Could you duplicate each of the items below, line for line and character for character, leaving nothing out?
··········
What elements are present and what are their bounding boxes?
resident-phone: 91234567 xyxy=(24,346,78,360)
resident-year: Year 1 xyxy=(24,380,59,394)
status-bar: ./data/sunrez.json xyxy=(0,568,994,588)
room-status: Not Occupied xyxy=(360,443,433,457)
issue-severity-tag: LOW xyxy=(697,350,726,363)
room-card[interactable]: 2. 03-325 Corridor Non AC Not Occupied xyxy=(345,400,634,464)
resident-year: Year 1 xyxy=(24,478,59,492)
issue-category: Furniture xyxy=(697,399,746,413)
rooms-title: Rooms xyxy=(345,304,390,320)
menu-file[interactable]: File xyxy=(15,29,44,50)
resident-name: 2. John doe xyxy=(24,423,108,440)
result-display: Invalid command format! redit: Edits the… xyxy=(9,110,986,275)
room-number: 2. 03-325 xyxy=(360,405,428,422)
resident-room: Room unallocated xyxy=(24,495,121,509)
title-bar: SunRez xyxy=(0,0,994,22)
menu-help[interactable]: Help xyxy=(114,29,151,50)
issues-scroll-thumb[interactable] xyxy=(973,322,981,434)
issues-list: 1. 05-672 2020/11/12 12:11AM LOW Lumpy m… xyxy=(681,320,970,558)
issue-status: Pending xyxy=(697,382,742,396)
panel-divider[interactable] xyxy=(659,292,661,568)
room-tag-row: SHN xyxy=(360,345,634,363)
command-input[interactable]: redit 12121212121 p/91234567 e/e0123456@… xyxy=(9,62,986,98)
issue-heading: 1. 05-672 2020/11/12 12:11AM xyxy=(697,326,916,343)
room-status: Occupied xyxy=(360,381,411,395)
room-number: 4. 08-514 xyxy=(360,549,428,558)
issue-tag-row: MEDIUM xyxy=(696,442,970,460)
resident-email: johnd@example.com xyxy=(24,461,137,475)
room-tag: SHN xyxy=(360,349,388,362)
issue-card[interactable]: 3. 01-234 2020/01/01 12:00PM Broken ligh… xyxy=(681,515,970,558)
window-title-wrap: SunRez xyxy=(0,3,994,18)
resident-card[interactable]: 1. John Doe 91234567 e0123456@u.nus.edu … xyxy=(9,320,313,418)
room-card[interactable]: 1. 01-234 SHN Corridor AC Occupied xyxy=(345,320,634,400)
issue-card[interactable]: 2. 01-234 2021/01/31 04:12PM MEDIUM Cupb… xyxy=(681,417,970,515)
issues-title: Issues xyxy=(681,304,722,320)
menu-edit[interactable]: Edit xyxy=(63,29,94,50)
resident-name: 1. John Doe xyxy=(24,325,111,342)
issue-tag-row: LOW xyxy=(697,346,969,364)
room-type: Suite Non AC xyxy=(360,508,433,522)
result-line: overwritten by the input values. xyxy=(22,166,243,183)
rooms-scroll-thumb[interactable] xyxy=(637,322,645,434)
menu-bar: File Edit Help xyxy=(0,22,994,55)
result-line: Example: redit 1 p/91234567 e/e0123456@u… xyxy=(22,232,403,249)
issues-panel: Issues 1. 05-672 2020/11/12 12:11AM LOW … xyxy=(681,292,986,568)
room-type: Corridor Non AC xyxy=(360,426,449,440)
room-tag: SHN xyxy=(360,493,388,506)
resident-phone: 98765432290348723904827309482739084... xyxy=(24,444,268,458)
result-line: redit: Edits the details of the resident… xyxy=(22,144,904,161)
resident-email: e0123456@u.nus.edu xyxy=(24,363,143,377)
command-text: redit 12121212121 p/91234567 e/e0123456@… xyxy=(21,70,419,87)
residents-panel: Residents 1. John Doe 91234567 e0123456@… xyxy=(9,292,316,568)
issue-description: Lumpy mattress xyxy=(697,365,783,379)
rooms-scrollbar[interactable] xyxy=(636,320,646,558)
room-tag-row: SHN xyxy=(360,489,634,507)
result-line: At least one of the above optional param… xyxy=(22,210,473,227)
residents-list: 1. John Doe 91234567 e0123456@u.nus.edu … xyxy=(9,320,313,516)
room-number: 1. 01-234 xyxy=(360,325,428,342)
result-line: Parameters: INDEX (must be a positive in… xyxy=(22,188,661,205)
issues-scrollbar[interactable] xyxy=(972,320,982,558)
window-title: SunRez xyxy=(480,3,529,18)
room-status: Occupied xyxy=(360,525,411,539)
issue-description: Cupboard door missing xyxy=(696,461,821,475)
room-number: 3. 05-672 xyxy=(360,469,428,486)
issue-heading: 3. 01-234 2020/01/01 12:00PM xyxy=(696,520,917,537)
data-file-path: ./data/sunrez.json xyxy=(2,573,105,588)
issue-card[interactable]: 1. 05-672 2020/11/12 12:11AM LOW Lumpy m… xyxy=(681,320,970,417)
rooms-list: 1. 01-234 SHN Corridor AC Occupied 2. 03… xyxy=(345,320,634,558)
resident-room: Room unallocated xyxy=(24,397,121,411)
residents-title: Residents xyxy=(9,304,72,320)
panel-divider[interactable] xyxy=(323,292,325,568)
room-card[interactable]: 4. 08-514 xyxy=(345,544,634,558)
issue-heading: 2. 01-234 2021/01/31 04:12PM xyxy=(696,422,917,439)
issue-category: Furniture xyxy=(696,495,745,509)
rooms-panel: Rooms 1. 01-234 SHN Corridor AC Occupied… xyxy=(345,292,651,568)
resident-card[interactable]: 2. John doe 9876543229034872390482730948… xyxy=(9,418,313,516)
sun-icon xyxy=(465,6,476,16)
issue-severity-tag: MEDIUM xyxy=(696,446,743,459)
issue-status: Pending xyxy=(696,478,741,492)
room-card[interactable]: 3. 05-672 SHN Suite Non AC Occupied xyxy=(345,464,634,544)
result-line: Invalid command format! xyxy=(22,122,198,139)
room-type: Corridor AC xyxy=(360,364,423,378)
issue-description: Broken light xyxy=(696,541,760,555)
··········
▶ **Written response**
What elements are present and what are their bounding boxes?
resident-phone: 91234567 xyxy=(24,346,78,360)
resident-year: Year 1 xyxy=(24,380,59,394)
status-bar: ./data/sunrez.json xyxy=(0,568,994,588)
room-status: Not Occupied xyxy=(360,443,433,457)
issue-severity-tag: LOW xyxy=(697,350,726,363)
room-card[interactable]: 2. 03-325 Corridor Non AC Not Occupied xyxy=(345,400,634,464)
resident-year: Year 1 xyxy=(24,478,59,492)
issue-category: Furniture xyxy=(697,399,746,413)
rooms-title: Rooms xyxy=(345,304,390,320)
menu-file[interactable]: File xyxy=(15,29,44,50)
resident-name: 2. John doe xyxy=(24,423,108,440)
result-display: Invalid command format! redit: Edits the… xyxy=(9,110,986,275)
room-number: 2. 03-325 xyxy=(360,405,428,422)
resident-room: Room unallocated xyxy=(24,495,121,509)
title-bar: SunRez xyxy=(0,0,994,22)
menu-help[interactable]: Help xyxy=(114,29,151,50)
issues-scroll-thumb[interactable] xyxy=(973,322,981,434)
issues-list: 1. 05-672 2020/11/12 12:11AM LOW Lumpy m… xyxy=(681,320,970,558)
issue-status: Pending xyxy=(697,382,742,396)
panel-divider[interactable] xyxy=(659,292,661,568)
room-tag-row: SHN xyxy=(360,345,634,363)
command-input[interactable]: redit 12121212121 p/91234567 e/e0123456@… xyxy=(9,62,986,98)
issue-heading: 1. 05-672 2020/11/12 12:11AM xyxy=(697,326,916,343)
room-status: Occupied xyxy=(360,381,411,395)
room-number: 4. 08-514 xyxy=(360,549,428,558)
issue-tag-row: MEDIUM xyxy=(696,442,970,460)
resident-email: johnd@example.com xyxy=(24,461,137,475)
room-tag: SHN xyxy=(360,349,388,362)
issue-card[interactable]: 3. 01-234 2020/01/01 12:00PM Broken ligh… xyxy=(681,515,970,558)
window-title-wrap: SunRez xyxy=(0,3,994,18)
resident-card[interactable]: 1. John Doe 91234567 e0123456@u.nus.edu … xyxy=(9,320,313,418)
room-card[interactable]: 1. 01-234 SHN Corridor AC Occupied xyxy=(345,320,634,400)
issue-card[interactable]: 2. 01-234 2021/01/31 04:12PM MEDIUM Cupb… xyxy=(681,417,970,515)
issues-title: Issues xyxy=(681,304,722,320)
menu-edit[interactable]: Edit xyxy=(63,29,94,50)
resident-name: 1. John Doe xyxy=(24,325,111,342)
issue-tag-row: LOW xyxy=(697,346,969,364)
room-type: Suite Non AC xyxy=(360,508,433,522)
result-line: overwritten by the input values. xyxy=(22,166,243,183)
rooms-scroll-thumb[interactable] xyxy=(637,322,645,434)
menu-bar: File Edit Help xyxy=(0,22,994,55)
result-line: Example: redit 1 p/91234567 e/e0123456@u… xyxy=(22,232,403,249)
issues-panel: Issues 1. 05-672 2020/11/12 12:11AM LOW … xyxy=(681,292,986,568)
room-type: Corridor Non AC xyxy=(360,426,449,440)
room-tag: SHN xyxy=(360,493,388,506)
resident-phone: 98765432290348723904827309482739084... xyxy=(24,444,268,458)
result-line: redit: Edits the details of the resident… xyxy=(22,144,904,161)
resident-email: e0123456@u.nus.edu xyxy=(24,363,143,377)
command-text: redit 12121212121 p/91234567 e/e0123456@… xyxy=(21,70,419,87)
residents-panel: Residents 1. John Doe 91234567 e0123456@… xyxy=(9,292,316,568)
issue-description: Lumpy mattress xyxy=(697,365,783,379)
rooms-scrollbar[interactable] xyxy=(636,320,646,558)
room-tag-row: SHN xyxy=(360,489,634,507)
result-line: At least one of the above optional param… xyxy=(22,210,473,227)
residents-list: 1. John Doe 91234567 e0123456@u.nus.edu … xyxy=(9,320,313,516)
room-number: 1. 01-234 xyxy=(360,325,428,342)
result-line: Parameters: INDEX (must be a positive in… xyxy=(22,188,661,205)
issues-scrollbar[interactable] xyxy=(972,320,982,558)
window-title: SunRez xyxy=(480,3,529,18)
room-status: Occupied xyxy=(360,525,411,539)
issue-description: Cupboard door missing xyxy=(696,461,821,475)
room-number: 3. 05-672 xyxy=(360,469,428,486)
issue-heading: 3. 01-234 2020/01/01 12:00PM xyxy=(696,520,917,537)
data-file-path: ./data/sunrez.json xyxy=(2,573,105,588)
issue-card[interactable]: 1. 05-672 2020/11/12 12:11AM LOW Lumpy m… xyxy=(681,320,970,417)
rooms-list: 1. 01-234 SHN Corridor AC Occupied 2. 03… xyxy=(345,320,634,558)
resident-room: Room unallocated xyxy=(24,397,121,411)
residents-title: Residents xyxy=(9,304,72,320)
panel-divider[interactable] xyxy=(323,292,325,568)
room-card[interactable]: 4. 08-514 xyxy=(345,544,634,558)
issue-heading: 2. 01-234 2021/01/31 04:12PM xyxy=(696,422,917,439)
issue-category: Furniture xyxy=(696,495,745,509)
rooms-panel: Rooms 1. 01-234 SHN Corridor AC Occupied… xyxy=(345,292,651,568)
resident-card[interactable]: 2. John doe 9876543229034872390482730948… xyxy=(9,418,313,516)
sun-icon xyxy=(465,6,476,16)
issue-severity-tag: MEDIUM xyxy=(696,446,743,459)
issue-status: Pending xyxy=(696,478,741,492)
room-card[interactable]: 3. 05-672 SHN Suite Non AC Occupied xyxy=(345,464,634,544)
result-line: Invalid command format! xyxy=(22,122,198,139)
room-type: Corridor AC xyxy=(360,364,423,378)
issue-description: Broken light xyxy=(696,541,760,555)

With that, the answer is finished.